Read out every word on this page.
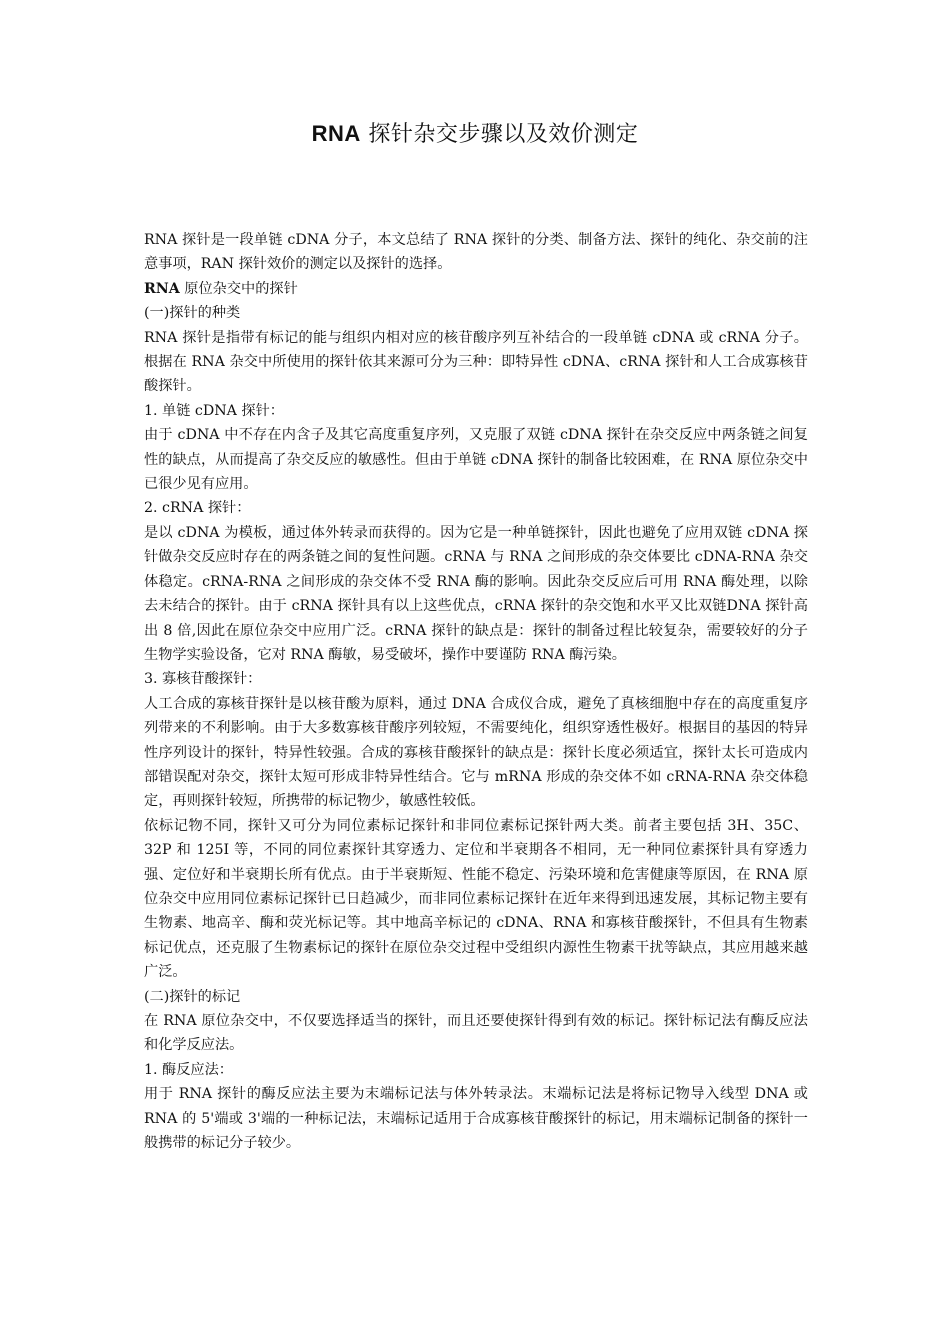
RNA 探针杂交步骤以及效价测定

RNA 探针是一段单链 cDNA 分子，本文总结了 RNA 探针的分类、制备方法、探针的纯化、杂交前的注意事项，RAN 探针效价的测定以及探针的选择。

RNA 原位杂交中的探针

(一)探针的种类

RNA 探针是指带有标记的能与组织内相对应的核苷酸序列互补结合的一段单链 cDNA 或 cRNA 分子。根据在 RNA 杂交中所使用的探针依其来源可分为三种：即特异性 cDNA、cRNA 探针和人工合成寡核苷酸探针。

1. 单链 cDNA 探针：

由于 cDNA 中不存在内含子及其它高度重复序列，又克服了双链 cDNA 探针在杂交反应中两条链之间复性的缺点，从而提高了杂交反应的敏感性。但由于单链 cDNA 探针的制备比较困难，在 RNA 原位杂交中已很少见有应用。

2. cRNA 探针：

是以 cDNA 为模板，通过体外转录而获得的。因为它是一种单链探针，因此也避免了应用双链 cDNA 探针做杂交反应时存在的两条链之间的复性问题。cRNA 与 RNA 之间形成的杂交体要比 cDNA-RNA 杂交体稳定。cRNA-RNA 之间形成的杂交体不受 RNA 酶的影响。因此杂交反应后可用 RNA 酶处理，以除去未结合的探针。由于 cRNA 探针具有以上这些优点，cRNA 探针的杂交饱和水平又比双链DNA 探针高出 8 倍,因此在原位杂交中应用广泛。cRNA 探针的缺点是：探针的制备过程比较复杂，需要较好的分子生物学实验设备，它对 RNA 酶敏，易受破坏，操作中要谨防 RNA 酶污染。

3. 寡核苷酸探针：

人工合成的寡核苷探针是以核苷酸为原料，通过 DNA 合成仪合成，避免了真核细胞中存在的高度重复序列带来的不利影响。由于大多数寡核苷酸序列较短，不需要纯化，组织穿透性极好。根据目的基因的特异性序列设计的探针，特异性较强。合成的寡核苷酸探针的缺点是：探针长度必须适宜，探针太长可造成内部错误配对杂交，探针太短可形成非特异性结合。它与 mRNA 形成的杂交体不如 cRNA-RNA 杂交体稳定，再则探针较短，所携带的标记物少，敏感性较低。

依标记物不同，探针又可分为同位素标记探针和非同位素标记探针两大类。前者主要包括 3H、35C、32P 和 125I 等，不同的同位素探针其穿透力、定位和半衰期各不相同，无一种同位素探针具有穿透力强、定位好和半衰期长所有优点。由于半衰斯短、性能不稳定、污染环境和危害健康等原因，在 RNA 原位杂交中应用同位素标记探针已日趋减少，而非同位素标记探针在近年来得到迅速发展，其标记物主要有生物素、地高辛、酶和荧光标记等。其中地高辛标记的 cDNA、RNA 和寡核苷酸探针，不但具有生物素标记优点，还克服了生物素标记的探针在原位杂交过程中受组织内源性生物素干扰等缺点，其应用越来越广泛。

(二)探针的标记

在 RNA 原位杂交中，不仅要选择适当的探针，而且还要使探针得到有效的标记。探针标记法有酶反应法和化学反应法。

1. 酶反应法：

用于 RNA 探针的酶反应法主要为末端标记法与体外转录法。末端标记法是将标记物导入线型 DNA 或 RNA 的 5'端或 3'端的一种标记法，末端标记适用于合成寡核苷酸探针的标记，用末端标记制备的探针一般携带的标记分子较少。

_ _ _ _

Lines of the material may hold the string "cRNA". Copy each one that does.

RNA 探针是指带有标记的能与组织内相对应的核苷酸序列互补结合的一段单链 cDNA 或 cRNA 分子。根据在 RNA 杂交中所使用的探针依其来源可分为三种：即特异性 cDNA、cRNA 探针和人工合成寡核苷酸探针。
2. cRNA 探针：
是以 cDNA 为模板，通过体外转录而获得的。因为它是一种单链探针，因此也避免了应用双链 cDNA 探针做杂交反应时存在的两条链之间的复性问题。cRNA 与 RNA 之间形成的杂交体要比 cDNA-RNA 杂交体稳定。cRNA-RNA 之间形成的杂交体不受 RNA 酶的影响。因此杂交反应后可用 RNA 酶处理，以除去未结合的探针。由于 cRNA 探针具有以上这些优点，cRNA 探针的杂交饱和水平又比双链DNA 探针高出 8 倍,因此在原位杂交中应用广泛。cRNA 探针的缺点是：探针的制备过程比较复杂，需要较好的分子生物学实验设备，它对 RNA 酶敏，易受破坏，操作中要谨防 RNA 酶污染。
人工合成的寡核苷探针是以核苷酸为原料，通过 DNA 合成仪合成，避免了真核细胞中存在的高度重复序列带来的不利影响。由于大多数寡核苷酸序列较短，不需要纯化，组织穿透性极好。根据目的基因的特异性序列设计的探针，特异性较强。合成的寡核苷酸探针的缺点是：探针长度必须适宜，探针太长可造成内部错误配对杂交，探针太短可形成非特异性结合。它与 mRNA 形成的杂交体不如 cRNA-RNA 杂交体稳定，再则探针较短，所携带的标记物少，敏感性较低。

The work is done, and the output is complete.